▶ **Stored data**:
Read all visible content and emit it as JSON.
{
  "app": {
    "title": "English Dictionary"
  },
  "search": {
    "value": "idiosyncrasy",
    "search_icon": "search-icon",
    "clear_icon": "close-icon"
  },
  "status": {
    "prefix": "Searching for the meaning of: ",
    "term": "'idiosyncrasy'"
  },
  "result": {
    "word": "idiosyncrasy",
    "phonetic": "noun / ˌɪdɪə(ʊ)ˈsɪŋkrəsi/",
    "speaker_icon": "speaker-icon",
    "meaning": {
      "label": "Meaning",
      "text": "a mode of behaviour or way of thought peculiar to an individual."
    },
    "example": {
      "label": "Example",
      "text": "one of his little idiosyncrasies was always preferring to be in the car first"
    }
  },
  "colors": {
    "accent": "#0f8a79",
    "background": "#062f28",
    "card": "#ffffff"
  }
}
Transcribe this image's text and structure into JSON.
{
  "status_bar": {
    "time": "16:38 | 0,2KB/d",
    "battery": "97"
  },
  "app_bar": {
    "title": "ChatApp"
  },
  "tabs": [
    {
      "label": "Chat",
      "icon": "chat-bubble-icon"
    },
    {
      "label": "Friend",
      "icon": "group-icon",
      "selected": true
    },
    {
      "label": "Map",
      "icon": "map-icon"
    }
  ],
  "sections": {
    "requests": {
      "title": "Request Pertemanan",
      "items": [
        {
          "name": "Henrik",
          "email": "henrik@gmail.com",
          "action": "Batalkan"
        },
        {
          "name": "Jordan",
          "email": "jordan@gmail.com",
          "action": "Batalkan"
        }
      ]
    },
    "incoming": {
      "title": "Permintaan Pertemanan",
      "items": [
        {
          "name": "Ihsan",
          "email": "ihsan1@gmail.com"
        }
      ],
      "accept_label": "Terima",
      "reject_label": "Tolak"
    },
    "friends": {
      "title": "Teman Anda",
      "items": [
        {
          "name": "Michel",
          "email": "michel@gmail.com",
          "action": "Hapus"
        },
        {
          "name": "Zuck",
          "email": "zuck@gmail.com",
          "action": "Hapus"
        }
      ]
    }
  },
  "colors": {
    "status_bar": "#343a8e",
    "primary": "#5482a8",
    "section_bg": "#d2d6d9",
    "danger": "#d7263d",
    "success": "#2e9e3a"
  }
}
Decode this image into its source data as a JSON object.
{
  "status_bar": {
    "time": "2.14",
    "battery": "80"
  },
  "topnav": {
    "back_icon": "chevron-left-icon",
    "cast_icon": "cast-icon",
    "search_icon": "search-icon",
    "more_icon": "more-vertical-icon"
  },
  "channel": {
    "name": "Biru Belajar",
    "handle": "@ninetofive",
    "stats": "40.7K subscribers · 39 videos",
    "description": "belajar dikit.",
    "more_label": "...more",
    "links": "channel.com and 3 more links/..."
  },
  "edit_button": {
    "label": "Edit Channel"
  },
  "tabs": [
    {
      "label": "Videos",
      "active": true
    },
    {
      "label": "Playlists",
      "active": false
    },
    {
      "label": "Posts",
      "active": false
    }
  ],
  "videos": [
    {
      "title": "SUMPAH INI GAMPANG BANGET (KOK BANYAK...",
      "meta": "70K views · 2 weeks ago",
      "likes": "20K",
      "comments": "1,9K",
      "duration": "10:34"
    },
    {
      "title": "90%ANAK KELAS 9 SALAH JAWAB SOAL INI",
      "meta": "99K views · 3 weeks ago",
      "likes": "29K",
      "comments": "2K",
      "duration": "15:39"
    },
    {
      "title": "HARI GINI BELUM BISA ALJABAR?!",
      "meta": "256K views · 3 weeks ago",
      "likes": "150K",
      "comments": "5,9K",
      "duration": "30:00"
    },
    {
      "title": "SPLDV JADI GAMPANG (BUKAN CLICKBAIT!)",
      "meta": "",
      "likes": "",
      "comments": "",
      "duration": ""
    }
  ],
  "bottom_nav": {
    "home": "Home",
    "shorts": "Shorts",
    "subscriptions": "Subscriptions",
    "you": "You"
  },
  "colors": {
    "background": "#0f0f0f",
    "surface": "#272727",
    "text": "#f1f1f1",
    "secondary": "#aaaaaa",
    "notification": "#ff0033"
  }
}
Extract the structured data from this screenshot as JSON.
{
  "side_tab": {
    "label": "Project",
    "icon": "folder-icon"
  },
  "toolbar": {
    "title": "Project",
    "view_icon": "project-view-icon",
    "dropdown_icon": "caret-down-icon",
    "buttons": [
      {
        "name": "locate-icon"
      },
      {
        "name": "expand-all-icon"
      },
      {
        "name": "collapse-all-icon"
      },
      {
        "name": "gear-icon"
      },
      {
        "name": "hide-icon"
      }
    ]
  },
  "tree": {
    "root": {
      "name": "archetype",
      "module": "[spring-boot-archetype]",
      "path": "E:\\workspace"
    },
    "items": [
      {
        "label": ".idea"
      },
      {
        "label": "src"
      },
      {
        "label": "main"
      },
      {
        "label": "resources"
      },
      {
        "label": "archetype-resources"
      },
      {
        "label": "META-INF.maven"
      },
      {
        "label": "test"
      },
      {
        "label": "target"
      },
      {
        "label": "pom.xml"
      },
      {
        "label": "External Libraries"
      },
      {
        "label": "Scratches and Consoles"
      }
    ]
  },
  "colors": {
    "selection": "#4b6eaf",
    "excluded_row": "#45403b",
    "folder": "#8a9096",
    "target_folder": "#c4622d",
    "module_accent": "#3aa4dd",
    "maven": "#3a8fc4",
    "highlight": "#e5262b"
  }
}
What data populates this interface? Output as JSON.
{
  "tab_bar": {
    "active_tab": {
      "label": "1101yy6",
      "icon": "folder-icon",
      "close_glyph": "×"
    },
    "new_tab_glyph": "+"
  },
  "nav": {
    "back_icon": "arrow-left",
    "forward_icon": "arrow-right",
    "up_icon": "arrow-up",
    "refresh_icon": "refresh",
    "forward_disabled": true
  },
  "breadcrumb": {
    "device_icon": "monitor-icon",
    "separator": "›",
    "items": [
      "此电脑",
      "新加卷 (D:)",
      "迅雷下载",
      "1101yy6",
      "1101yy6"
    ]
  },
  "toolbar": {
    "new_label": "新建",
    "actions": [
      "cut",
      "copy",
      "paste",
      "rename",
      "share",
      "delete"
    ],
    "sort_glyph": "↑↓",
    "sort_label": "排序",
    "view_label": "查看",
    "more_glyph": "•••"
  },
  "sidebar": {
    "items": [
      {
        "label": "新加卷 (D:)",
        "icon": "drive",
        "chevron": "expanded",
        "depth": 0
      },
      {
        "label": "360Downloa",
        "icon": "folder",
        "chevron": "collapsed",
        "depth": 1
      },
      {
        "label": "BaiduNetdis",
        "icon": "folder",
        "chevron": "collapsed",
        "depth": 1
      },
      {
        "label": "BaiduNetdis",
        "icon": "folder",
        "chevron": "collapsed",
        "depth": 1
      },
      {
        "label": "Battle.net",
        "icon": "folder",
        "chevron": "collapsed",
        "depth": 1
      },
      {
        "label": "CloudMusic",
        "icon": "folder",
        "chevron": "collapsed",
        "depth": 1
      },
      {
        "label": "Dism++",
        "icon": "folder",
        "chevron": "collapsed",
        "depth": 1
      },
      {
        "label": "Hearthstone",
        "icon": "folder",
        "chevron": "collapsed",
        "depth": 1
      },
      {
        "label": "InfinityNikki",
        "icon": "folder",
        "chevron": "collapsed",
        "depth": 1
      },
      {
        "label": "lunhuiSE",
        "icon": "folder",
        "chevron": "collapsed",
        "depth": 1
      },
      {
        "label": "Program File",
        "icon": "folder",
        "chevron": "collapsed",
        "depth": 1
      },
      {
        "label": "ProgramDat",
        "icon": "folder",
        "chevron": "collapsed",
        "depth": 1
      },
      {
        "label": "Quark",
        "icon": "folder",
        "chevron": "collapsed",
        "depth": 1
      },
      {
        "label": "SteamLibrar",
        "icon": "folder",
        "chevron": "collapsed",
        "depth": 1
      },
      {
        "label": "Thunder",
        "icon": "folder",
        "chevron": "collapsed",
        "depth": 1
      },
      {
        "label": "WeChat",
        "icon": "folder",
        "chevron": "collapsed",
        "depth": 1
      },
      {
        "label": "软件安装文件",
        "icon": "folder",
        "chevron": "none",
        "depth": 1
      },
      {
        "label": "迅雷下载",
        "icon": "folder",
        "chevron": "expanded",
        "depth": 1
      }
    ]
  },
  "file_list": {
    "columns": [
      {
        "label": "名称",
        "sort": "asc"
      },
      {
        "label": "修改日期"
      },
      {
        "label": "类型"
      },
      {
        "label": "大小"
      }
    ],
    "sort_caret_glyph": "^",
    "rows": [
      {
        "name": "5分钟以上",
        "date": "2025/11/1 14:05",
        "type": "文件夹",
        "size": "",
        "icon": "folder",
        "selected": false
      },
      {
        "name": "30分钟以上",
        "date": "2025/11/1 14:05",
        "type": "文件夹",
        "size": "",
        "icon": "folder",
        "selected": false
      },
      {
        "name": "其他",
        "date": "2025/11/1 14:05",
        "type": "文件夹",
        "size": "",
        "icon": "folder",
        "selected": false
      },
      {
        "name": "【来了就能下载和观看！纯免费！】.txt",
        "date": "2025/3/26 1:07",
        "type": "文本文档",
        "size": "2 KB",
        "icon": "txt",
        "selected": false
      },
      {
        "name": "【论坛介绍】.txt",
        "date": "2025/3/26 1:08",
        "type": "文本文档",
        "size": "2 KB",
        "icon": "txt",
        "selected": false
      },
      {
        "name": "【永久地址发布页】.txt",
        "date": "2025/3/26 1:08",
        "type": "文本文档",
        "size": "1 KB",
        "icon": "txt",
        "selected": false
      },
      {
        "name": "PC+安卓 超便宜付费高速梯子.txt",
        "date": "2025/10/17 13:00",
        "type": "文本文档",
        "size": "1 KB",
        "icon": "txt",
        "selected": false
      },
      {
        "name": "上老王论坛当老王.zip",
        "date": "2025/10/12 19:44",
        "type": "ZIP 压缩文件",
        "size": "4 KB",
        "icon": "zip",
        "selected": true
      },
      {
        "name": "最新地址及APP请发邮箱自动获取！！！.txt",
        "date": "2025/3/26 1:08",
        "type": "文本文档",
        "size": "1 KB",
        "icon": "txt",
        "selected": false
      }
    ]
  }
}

▶ **DESCRIPTION OF THE TASK**:
List the lines of the material in which the word "archetype" occurs.

▶ **THE REPLY**:
      "name": "archetype",
      "module": "[spring-boot-archetype]",
        "label": "archetype-resources"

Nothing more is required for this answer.